Material supplied>
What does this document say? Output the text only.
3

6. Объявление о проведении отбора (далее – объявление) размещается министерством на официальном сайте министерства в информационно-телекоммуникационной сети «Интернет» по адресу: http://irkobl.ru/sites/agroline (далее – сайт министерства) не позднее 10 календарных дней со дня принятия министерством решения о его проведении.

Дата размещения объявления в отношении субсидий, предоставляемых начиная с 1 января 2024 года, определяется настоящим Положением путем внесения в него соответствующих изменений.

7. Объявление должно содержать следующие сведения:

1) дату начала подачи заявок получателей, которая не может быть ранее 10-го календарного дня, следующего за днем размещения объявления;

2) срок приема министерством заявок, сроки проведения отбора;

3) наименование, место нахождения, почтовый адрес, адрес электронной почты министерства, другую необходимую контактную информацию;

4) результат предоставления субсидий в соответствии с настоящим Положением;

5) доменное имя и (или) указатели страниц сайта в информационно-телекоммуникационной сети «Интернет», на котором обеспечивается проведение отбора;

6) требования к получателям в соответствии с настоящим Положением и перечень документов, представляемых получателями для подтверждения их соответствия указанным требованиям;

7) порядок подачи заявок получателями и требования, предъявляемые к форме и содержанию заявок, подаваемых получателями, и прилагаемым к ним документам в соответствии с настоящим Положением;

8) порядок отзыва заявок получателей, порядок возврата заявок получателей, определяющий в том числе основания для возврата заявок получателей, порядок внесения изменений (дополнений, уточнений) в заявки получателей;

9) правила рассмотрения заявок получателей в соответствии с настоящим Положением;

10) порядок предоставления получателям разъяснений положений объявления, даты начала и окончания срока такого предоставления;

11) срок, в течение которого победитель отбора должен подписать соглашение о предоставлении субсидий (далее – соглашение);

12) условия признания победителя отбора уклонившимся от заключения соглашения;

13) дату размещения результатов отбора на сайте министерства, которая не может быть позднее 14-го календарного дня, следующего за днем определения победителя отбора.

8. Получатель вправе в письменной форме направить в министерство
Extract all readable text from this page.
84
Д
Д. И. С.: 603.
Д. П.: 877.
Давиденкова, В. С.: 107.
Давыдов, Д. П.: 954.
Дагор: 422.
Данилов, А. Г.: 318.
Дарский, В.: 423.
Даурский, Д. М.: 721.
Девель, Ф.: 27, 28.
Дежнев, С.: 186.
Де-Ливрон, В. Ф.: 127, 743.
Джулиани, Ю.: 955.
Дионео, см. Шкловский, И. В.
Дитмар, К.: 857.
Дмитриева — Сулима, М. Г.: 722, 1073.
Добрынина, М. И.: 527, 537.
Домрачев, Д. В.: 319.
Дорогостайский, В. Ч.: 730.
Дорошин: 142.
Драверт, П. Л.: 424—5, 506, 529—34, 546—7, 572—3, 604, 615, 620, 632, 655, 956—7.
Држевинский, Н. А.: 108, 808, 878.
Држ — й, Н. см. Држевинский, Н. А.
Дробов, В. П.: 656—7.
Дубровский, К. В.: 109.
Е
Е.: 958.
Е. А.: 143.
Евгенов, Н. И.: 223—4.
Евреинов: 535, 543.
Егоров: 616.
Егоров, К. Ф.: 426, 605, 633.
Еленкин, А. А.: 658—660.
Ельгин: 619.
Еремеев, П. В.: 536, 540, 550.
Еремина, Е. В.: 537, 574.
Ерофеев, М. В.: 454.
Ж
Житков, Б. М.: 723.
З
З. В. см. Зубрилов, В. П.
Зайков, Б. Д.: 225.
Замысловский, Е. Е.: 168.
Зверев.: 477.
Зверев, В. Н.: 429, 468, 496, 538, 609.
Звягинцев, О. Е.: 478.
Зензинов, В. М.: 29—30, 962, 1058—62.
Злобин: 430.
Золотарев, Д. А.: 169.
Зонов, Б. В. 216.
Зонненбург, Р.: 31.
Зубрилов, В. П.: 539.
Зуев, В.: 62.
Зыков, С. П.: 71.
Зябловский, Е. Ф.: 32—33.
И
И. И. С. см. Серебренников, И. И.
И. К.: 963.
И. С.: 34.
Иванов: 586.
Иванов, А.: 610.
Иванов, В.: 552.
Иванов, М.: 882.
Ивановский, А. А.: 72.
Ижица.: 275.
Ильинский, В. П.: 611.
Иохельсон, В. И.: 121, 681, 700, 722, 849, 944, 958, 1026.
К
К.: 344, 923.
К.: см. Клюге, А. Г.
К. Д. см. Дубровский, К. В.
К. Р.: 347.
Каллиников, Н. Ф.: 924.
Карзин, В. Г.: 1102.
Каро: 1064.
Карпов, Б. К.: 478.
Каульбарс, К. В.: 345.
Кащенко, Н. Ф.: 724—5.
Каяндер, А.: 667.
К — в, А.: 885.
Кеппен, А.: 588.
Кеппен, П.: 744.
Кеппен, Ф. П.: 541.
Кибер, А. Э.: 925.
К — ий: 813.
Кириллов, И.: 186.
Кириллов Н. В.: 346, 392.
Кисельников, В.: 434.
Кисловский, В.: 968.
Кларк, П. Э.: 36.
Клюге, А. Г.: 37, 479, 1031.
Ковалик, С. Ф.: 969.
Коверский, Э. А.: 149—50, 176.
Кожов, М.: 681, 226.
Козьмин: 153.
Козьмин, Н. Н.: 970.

To be done>
Make an exact copy of all the data.

Solution to the problem>
What does this document say? Output the text only.
3

6. Объявление о проведении отбора (далее – объявление) размещается министерством на официальном сайте министерства в информационно-телекоммуникационной сети «Интернет» по адресу: http://irkobl.ru/sites/agroline (далее – сайт министерства) не позднее 10 календарных дней со дня принятия министерством решения о его проведении.

Дата размещения объявления в отношении субсидий, предоставляемых начиная с 1 января 2024 года, определяется настоящим Положением путем внесения в него соответствующих изменений.

7. Объявление должно содержать следующие сведения:

1) дату начала подачи заявок получателей, которая не может быть ранее 10-го календарного дня, следующего за днем размещения объявления;

2) срок приема министерством заявок, сроки проведения отбора;

3) наименование, место нахождения, почтовый адрес, адрес электронной почты министерства, другую необходимую контактную информацию;

4) результат предоставления субсидий в соответствии с настоящим Положением;

5) доменное имя и (или) указатели страниц сайта в информационно-телекоммуникационной сети «Интернет», на котором обеспечивается проведение отбора;

6) требования к получателям в соответствии с настоящим Положением и перечень документов, представляемых получателями для подтверждения их соответствия указанным требованиям;

7) порядок подачи заявок получателями и требования, предъявляемые к форме и содержанию заявок, подаваемых получателями, и прилагаемым к ним документам в соответствии с настоящим Положением;

8) порядок отзыва заявок получателей, порядок возврата заявок получателей, определяющий в том числе основания для возврата заявок получателей, порядок внесения изменений (дополнений, уточнений) в заявки получателей;

9) правила рассмотрения заявок получателей в соответствии с настоящим Положением;

10) порядок предоставления получателям разъяснений положений объявления, даты начала и окончания срока такого предоставления;

11) срок, в течение которого победитель отбора должен подписать соглашение о предоставлении субсидий (далее – соглашение);

12) условия признания победителя отбора уклонившимся от заключения соглашения;

13) дату размещения результатов отбора на сайте министерства, которая не может быть позднее 14-го календарного дня, следующего за днем определения победителя отбора.

8. Получатель вправе в письменной форме направить в министерство
Extract all readable text from this page.
84
Д
Д. И. С.: 603.
Д. П.: 877.
Давиденкова, В. С.: 107.
Давыдов, Д. П.: 954.
Дагор: 422.
Данилов, А. Г.: 318.
Дарский, В.: 423.
Даурский, Д. М.: 721.
Девель, Ф.: 27, 28.
Дежнев, С.: 186.
Де-Ливрон, В. Ф.: 127, 743.
Джулиани, Ю.: 955.
Дионео, см. Шкловский, И. В.
Дитмар, К.: 857.
Дмитриева — Сулима, М. Г.: 722, 1073.
Добрынина, М. И.: 527, 537.
Домрачев, Д. В.: 319.
Дорогостайский, В. Ч.: 730.
Дорошин: 142.
Драверт, П. Л.: 424—5, 506, 529—34, 546—7, 572—3, 604, 615, 620, 632, 655, 956—7.
Држевинский, Н. А.: 108, 808, 878.
Држ — й, Н. см. Држевинский, Н. А.
Дробов, В. П.: 656—7.
Дубровский, К. В.: 109.
Е
Е.: 958.
Е. А.: 143.
Евгенов, Н. И.: 223—4.
Евреинов: 535, 543.
Егоров: 616.
Егоров, К. Ф.: 426, 605, 633.
Еленкин, А. А.: 658—660.
Ельгин: 619.
Еремеев, П. В.: 536, 540, 550.
Еремина, Е. В.: 537, 574.
Ерофеев, М. В.: 454.
Ж
Житков, Б. М.: 723.
З
З. В. см. Зубрилов, В. П.
Зайков, Б. Д.: 225.
Замысловский, Е. Е.: 168.
Зверев.: 477.
Зверев, В. Н.: 429, 468, 496, 538, 609.
Звягинцев, О. Е.: 478.
Зензинов, В. М.: 29—30, 962, 1058—62.
Злобин: 430.
Золотарев, Д. А.: 169.
Зонов, Б. В. 216.
Зонненбург, Р.: 31.
Зубрилов, В. П.: 539.
Зуев, В.: 62.
Зыков, С. П.: 71.
Зябловский, Е. Ф.: 32—33.
И
И. И. С. см. Серебренников, И. И.
И. К.: 963.
И. С.: 34.
Иванов: 586.
Иванов, А.: 610.
Иванов, В.: 552.
Иванов, М.: 882.
Ивановский, А. А.: 72.
Ижица.: 275.
Ильинский, В. П.: 611.
Иохельсон, В. И.: 121, 681, 700, 722, 849, 944, 958, 1026.
К
К.: 344, 923.
К.: см. Клюге, А. Г.
К. Д. см. Дубровский, К. В.
К. Р.: 347.
Каллиников, Н. Ф.: 924.
Карзин, В. Г.: 1102.
Каро: 1064.
Карпов, Б. К.: 478.
Каульбарс, К. В.: 345.
Кащенко, Н. Ф.: 724—5.
Каяндер, А.: 667.
К — в, А.: 885.
Кеппен, А.: 588.
Кеппен, П.: 744.
Кеппен, Ф. П.: 541.
Кибер, А. Э.: 925.
К — ий: 813.
Кириллов, И.: 186.
Кириллов Н. В.: 346, 392.
Кисельников, В.: 434.
Кисловский, В.: 968.
Кларк, П. Э.: 36.
Клюге, А. Г.: 37, 479, 1031.
Ковалик, С. Ф.: 969.
Коверский, Э. А.: 149—50, 176.
Кожов, М.: 681, 226.
Козьмин: 153.
Козьмин, Н. Н.: 970.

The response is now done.